> [Written task] Your task is to repeat the listing exactly.

> [Material shown]
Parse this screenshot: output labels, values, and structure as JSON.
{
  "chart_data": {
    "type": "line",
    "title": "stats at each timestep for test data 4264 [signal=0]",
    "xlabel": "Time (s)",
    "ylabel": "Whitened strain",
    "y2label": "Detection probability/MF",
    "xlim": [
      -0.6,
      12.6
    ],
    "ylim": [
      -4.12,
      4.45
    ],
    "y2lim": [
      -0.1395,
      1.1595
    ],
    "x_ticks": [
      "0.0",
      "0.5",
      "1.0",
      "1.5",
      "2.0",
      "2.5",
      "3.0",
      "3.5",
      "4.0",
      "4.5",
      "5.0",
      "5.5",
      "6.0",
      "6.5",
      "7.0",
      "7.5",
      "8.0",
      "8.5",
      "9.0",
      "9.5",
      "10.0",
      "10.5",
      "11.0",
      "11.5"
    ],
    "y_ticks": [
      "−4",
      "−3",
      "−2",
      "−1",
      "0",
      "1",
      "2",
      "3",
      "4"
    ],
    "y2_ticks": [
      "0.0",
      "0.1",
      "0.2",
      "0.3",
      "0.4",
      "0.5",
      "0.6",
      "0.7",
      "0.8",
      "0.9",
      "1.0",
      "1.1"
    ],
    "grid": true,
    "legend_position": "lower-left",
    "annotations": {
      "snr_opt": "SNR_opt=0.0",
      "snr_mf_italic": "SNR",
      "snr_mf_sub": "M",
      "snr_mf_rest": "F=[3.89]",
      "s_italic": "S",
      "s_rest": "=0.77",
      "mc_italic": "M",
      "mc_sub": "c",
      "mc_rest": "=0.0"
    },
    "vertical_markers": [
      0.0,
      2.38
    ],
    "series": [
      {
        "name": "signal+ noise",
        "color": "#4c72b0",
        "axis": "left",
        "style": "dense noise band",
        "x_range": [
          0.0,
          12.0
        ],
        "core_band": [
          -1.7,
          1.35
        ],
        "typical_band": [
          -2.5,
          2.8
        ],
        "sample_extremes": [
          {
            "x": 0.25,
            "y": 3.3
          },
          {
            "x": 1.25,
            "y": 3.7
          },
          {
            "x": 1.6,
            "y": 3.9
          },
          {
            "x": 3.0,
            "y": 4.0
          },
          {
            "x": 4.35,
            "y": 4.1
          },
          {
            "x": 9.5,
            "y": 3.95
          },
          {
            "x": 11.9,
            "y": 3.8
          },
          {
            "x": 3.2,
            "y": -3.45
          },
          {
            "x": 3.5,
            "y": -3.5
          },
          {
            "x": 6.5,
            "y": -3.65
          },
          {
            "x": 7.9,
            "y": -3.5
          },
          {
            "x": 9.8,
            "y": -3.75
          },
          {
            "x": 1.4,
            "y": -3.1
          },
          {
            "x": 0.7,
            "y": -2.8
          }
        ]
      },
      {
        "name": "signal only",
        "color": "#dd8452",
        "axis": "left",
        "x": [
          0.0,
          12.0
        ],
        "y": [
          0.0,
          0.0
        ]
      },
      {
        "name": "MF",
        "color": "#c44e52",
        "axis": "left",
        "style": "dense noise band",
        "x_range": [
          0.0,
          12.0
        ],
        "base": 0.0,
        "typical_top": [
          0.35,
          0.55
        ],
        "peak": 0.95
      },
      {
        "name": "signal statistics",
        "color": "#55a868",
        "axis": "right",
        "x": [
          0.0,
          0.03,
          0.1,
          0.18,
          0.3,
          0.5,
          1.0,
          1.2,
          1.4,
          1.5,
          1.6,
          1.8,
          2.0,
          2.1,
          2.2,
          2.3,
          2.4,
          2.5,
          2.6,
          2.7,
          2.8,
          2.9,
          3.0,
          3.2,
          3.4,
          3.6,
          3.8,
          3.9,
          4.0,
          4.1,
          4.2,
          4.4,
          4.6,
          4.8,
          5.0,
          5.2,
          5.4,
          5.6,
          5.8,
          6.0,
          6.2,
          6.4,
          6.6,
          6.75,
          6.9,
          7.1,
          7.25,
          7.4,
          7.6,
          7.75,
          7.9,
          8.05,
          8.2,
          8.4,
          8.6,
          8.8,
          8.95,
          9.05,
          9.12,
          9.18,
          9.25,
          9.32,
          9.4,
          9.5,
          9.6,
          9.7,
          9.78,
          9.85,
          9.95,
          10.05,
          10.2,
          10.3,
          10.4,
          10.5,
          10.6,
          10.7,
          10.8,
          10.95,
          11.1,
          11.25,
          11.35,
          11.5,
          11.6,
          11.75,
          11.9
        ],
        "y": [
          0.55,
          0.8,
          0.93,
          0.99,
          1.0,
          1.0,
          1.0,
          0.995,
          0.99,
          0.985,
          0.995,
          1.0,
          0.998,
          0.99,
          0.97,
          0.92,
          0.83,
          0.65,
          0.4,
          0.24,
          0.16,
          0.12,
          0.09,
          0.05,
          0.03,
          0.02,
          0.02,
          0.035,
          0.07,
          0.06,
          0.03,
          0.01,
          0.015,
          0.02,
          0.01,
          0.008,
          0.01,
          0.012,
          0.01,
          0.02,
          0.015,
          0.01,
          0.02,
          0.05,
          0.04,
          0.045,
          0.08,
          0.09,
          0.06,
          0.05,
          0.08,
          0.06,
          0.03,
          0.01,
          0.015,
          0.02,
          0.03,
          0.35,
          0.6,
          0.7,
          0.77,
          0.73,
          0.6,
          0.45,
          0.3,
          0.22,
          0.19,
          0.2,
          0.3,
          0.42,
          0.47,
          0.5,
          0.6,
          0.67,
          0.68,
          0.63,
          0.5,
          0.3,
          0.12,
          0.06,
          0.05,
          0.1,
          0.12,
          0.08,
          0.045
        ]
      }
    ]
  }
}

> [Reply]
Parse this screenshot: output labels, values, and structure as JSON.
{
  "chart_data": {
    "type": "line",
    "title": "stats at each timestep for test data 4264 [signal=0]",
    "xlabel": "Time (s)",
    "ylabel": "Whitened strain",
    "y2label": "Detection probability/MF",
    "xlim": [
      -0.6,
      12.6
    ],
    "ylim": [
      -4.12,
      4.45
    ],
    "y2lim": [
      -0.1395,
      1.1595
    ],
    "x_ticks": [
      "0.0",
      "0.5",
      "1.0",
      "1.5",
      "2.0",
      "2.5",
      "3.0",
      "3.5",
      "4.0",
      "4.5",
      "5.0",
      "5.5",
      "6.0",
      "6.5",
      "7.0",
      "7.5",
      "8.0",
      "8.5",
      "9.0",
      "9.5",
      "10.0",
      "10.5",
      "11.0",
      "11.5"
    ],
    "y_ticks": [
      "−4",
      "−3",
      "−2",
      "−1",
      "0",
      "1",
      "2",
      "3",
      "4"
    ],
    "y2_ticks": [
      "0.0",
      "0.1",
      "0.2",
      "0.3",
      "0.4",
      "0.5",
      "0.6",
      "0.7",
      "0.8",
      "0.9",
      "1.0",
      "1.1"
    ],
    "grid": true,
    "legend_position": "lower-left",
    "annotations": {
      "snr_opt": "SNR_opt=0.0",
      "snr_mf_italic": "SNR",
      "snr_mf_sub": "M",
      "snr_mf_rest": "F=[3.89]",
      "s_italic": "S",
      "s_rest": "=0.77",
      "mc_italic": "M",
      "mc_sub": "c",
      "mc_rest": "=0.0"
    },
    "vertical_markers": [
      0.0,
      2.38
    ],
    "series": [
      {
        "name": "signal+ noise",
        "color": "#4c72b0",
        "axis": "left",
        "style": "dense noise band",
        "x_range": [
          0.0,
          12.0
        ],
        "core_band": [
          -1.7,
          1.35
        ],
        "typical_band": [
          -2.5,
          2.8
        ],
        "sample_extremes": [
          {
            "x": 0.25,
            "y": 3.3
          },
          {
            "x": 1.25,
            "y": 3.7
          },
          {
            "x": 1.6,
            "y": 3.9
          },
          {
            "x": 3.0,
            "y": 4.0
          },
          {
            "x": 4.35,
            "y": 4.1
          },
          {
            "x": 9.5,
            "y": 3.95
          },
          {
            "x": 11.9,
            "y": 3.8
          },
          {
            "x": 3.2,
            "y": -3.45
          },
          {
            "x": 3.5,
            "y": -3.5
          },
          {
            "x": 6.5,
            "y": -3.65
          },
          {
            "x": 7.9,
            "y": -3.5
          },
          {
            "x": 9.8,
            "y": -3.75
          },
          {
            "x": 1.4,
            "y": -3.1
          },
          {
            "x": 0.7,
            "y": -2.8
          }
        ]
      },
      {
        "name": "signal only",
        "color": "#dd8452",
        "axis": "left",
        "x": [
          0.0,
          12.0
        ],
        "y": [
          0.0,
          0.0
        ]
      },
      {
        "name": "MF",
        "color": "#c44e52",
        "axis": "left",
        "style": "dense noise band",
        "x_range": [
          0.0,
          12.0
        ],
        "base": 0.0,
        "typical_top": [
          0.35,
          0.55
        ],
        "peak": 0.95
      },
      {
        "name": "signal statistics",
        "color": "#55a868",
        "axis": "right",
        "x": [
          0.0,
          0.03,
          0.1,
          0.18,
          0.3,
          0.5,
          1.0,
          1.2,
          1.4,
          1.5,
          1.6,
          1.8,
          2.0,
          2.1,
          2.2,
          2.3,
          2.4,
          2.5,
          2.6,
          2.7,
          2.8,
          2.9,
          3.0,
          3.2,
          3.4,
          3.6,
          3.8,
          3.9,
          4.0,
          4.1,
          4.2,
          4.4,
          4.6,
          4.8,
          5.0,
          5.2,
          5.4,
          5.6,
          5.8,
          6.0,
          6.2,
          6.4,
          6.6,
          6.75,
          6.9,
          7.1,
          7.25,
          7.4,
          7.6,
          7.75,
          7.9,
          8.05,
          8.2,
          8.4,
          8.6,
          8.8,
          8.95,
          9.05,
          9.12,
          9.18,
          9.25,
          9.32,
          9.4,
          9.5,
          9.6,
          9.7,
          9.78,
          9.85,
          9.95,
          10.05,
          10.2,
          10.3,
          10.4,
          10.5,
          10.6,
          10.7,
          10.8,
          10.95,
          11.1,
          11.25,
          11.35,
          11.5,
          11.6,
          11.75,
          11.9
        ],
        "y": [
          0.55,
          0.8,
          0.93,
          0.99,
          1.0,
          1.0,
          1.0,
          0.995,
          0.99,
          0.985,
          0.995,
          1.0,
          0.998,
          0.99,
          0.97,
          0.92,
          0.83,
          0.65,
          0.4,
          0.24,
          0.16,
          0.12,
          0.09,
          0.05,
          0.03,
          0.02,
          0.02,
          0.035,
          0.07,
          0.06,
          0.03,
          0.01,
          0.015,
          0.02,
          0.01,
          0.008,
          0.01,
          0.012,
          0.01,
          0.02,
          0.015,
          0.01,
          0.02,
          0.05,
          0.04,
          0.045,
          0.08,
          0.09,
          0.06,
          0.05,
          0.08,
          0.06,
          0.03,
          0.01,
          0.015,
          0.02,
          0.03,
          0.35,
          0.6,
          0.7,
          0.77,
          0.73,
          0.6,
          0.45,
          0.3,
          0.22,
          0.19,
          0.2,
          0.3,
          0.42,
          0.47,
          0.5,
          0.6,
          0.67,
          0.68,
          0.63,
          0.5,
          0.3,
          0.12,
          0.06,
          0.05,
          0.1,
          0.12,
          0.08,
          0.045
        ]
      }
    ]
  }
}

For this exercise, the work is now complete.